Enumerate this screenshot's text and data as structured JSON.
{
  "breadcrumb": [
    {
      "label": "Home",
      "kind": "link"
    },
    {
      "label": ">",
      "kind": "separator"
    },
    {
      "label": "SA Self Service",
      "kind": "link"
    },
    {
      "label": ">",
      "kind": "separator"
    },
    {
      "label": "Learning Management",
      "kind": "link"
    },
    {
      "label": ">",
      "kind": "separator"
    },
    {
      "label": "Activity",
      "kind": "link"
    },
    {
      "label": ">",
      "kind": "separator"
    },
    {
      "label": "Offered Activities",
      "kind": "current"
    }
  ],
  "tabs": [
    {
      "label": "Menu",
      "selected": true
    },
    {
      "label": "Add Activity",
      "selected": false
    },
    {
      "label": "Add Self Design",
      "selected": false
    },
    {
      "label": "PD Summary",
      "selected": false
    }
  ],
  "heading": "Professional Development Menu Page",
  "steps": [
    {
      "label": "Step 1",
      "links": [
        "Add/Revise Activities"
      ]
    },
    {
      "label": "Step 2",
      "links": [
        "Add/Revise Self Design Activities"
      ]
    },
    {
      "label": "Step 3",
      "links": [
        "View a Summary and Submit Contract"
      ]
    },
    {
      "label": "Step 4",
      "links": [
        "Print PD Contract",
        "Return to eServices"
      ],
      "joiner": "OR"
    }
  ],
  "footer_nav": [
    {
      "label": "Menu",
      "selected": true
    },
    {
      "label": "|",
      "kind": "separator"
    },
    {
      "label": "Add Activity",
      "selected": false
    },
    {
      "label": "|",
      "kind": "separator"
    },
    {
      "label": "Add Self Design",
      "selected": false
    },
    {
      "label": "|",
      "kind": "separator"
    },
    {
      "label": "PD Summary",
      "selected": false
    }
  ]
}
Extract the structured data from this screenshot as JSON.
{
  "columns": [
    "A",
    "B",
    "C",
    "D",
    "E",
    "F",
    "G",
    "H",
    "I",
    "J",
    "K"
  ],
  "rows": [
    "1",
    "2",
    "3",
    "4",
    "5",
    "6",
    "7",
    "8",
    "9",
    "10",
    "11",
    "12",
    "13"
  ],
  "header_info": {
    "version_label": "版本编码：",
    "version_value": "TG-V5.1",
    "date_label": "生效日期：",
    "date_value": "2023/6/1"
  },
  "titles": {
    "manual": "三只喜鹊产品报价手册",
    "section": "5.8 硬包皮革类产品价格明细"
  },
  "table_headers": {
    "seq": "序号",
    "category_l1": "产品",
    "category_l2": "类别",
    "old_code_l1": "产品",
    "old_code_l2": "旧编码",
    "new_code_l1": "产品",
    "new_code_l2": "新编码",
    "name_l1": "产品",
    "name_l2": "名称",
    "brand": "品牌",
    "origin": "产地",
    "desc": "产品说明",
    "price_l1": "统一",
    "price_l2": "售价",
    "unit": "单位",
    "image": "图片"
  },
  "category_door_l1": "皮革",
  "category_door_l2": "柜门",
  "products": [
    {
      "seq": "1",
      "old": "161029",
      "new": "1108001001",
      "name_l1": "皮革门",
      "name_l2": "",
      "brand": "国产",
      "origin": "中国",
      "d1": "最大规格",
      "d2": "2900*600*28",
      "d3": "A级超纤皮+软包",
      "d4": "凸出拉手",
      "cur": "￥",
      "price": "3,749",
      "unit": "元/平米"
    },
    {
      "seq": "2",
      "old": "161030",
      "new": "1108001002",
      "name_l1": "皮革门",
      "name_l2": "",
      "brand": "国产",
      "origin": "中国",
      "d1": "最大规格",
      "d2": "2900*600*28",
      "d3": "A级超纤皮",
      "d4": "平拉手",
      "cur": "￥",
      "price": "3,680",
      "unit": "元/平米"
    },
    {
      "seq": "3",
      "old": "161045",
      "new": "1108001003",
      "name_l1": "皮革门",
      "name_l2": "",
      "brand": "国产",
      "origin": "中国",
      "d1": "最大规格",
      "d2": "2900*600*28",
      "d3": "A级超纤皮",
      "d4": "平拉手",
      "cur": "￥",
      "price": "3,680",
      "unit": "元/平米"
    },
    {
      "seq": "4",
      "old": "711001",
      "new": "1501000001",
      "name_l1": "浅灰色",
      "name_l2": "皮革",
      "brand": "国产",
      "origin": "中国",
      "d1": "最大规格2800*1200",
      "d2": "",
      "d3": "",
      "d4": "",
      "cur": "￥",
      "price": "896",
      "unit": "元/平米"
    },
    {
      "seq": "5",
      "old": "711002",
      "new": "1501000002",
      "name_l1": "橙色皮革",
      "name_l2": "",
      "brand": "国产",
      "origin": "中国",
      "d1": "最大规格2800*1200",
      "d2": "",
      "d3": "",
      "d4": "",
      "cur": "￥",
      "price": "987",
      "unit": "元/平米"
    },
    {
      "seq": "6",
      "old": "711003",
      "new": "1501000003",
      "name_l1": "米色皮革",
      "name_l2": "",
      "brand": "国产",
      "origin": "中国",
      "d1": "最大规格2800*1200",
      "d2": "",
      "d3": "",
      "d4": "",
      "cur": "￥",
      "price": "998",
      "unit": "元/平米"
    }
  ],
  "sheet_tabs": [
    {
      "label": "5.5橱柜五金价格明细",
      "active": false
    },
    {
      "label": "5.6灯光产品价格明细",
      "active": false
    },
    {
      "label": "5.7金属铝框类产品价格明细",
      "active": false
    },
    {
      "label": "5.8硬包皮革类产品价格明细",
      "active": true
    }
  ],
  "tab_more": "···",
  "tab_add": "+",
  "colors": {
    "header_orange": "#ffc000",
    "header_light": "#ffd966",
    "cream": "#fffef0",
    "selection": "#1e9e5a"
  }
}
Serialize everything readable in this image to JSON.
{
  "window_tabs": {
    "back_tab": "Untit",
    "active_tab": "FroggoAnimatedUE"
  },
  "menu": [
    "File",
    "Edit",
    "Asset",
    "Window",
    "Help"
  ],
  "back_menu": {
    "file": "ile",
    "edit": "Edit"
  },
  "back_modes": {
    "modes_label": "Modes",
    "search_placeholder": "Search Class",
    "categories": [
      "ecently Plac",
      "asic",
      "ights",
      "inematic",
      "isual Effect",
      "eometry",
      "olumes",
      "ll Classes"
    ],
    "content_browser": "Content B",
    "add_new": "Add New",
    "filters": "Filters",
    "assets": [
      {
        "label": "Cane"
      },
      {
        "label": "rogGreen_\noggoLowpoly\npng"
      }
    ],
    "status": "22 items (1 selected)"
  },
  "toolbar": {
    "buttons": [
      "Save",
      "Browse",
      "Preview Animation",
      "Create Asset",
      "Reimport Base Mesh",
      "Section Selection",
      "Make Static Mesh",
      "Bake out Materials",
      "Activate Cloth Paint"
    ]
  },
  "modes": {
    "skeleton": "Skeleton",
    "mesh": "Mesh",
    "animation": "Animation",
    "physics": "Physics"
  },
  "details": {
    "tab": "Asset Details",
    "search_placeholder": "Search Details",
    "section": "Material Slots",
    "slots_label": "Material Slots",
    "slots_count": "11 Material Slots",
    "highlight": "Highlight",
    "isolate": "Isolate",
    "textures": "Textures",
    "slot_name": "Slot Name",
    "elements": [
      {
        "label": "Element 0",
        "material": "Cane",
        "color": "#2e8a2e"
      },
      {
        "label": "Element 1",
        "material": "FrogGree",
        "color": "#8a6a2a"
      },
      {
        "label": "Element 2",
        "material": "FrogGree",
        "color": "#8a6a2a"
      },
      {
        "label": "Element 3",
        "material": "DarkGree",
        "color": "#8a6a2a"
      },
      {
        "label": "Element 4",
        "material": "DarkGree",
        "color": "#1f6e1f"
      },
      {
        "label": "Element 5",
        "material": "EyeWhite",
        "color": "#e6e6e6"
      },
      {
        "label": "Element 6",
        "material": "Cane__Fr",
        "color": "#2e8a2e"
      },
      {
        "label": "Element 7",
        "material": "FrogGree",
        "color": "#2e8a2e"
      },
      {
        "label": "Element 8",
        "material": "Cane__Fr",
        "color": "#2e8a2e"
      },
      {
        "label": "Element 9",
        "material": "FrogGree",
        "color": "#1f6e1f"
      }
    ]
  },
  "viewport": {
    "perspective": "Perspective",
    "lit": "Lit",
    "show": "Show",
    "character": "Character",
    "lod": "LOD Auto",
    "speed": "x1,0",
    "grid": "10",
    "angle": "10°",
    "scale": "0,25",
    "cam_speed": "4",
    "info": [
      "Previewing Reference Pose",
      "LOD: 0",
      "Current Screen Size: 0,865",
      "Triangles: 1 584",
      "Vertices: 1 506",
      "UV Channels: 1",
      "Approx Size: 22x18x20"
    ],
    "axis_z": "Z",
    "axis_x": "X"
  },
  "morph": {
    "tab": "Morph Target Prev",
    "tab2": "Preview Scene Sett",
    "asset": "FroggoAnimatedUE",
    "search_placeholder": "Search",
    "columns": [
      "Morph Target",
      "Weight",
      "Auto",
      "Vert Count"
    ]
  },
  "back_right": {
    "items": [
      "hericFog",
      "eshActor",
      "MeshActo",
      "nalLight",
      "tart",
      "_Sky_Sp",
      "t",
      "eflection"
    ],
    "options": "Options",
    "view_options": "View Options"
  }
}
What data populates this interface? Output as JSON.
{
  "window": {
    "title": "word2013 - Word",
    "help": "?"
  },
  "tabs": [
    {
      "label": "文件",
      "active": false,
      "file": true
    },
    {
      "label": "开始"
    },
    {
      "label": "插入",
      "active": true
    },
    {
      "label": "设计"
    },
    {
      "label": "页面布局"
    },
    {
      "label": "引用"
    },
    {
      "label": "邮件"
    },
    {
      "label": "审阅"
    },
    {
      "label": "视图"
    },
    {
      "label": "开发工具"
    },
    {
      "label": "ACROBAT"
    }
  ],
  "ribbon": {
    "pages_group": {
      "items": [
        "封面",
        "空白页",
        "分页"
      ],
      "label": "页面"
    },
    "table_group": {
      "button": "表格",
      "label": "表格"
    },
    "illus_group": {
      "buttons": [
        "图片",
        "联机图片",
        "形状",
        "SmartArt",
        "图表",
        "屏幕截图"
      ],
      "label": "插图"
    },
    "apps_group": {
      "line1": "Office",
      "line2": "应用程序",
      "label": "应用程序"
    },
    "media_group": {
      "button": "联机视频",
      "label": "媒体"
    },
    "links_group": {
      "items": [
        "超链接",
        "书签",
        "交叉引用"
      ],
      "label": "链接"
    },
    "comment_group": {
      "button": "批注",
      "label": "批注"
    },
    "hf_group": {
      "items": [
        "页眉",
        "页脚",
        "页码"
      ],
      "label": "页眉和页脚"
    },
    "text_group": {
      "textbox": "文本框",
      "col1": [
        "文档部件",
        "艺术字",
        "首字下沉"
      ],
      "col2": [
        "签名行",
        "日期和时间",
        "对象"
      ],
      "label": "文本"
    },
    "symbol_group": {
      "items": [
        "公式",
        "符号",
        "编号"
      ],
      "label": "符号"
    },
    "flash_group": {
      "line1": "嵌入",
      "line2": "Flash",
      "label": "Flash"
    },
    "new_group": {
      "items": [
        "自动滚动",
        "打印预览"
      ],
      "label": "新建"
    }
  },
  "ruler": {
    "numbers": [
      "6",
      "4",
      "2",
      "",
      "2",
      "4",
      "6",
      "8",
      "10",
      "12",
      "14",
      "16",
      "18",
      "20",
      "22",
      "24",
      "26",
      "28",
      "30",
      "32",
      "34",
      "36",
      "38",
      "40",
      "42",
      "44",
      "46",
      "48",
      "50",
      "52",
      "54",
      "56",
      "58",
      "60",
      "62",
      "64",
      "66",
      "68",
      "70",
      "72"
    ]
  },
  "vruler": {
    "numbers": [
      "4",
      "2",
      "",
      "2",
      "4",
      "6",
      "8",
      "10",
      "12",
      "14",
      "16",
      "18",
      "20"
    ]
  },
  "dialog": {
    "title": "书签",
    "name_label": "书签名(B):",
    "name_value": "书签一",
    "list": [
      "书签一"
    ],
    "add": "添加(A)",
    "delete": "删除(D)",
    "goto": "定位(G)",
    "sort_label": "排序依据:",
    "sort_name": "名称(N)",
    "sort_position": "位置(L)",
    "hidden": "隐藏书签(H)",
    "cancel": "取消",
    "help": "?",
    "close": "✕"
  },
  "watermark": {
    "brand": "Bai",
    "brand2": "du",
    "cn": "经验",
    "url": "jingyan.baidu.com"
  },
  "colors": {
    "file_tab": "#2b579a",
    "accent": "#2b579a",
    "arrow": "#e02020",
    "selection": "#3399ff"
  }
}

::::

◆ **Challenge**
Wherever a line in the data above holds "screenshot", copy that line.

◆ **Output below**
Enumerate this screenshot's text and data as structured JSON.
Extract the structured data from this screenshot as JSON.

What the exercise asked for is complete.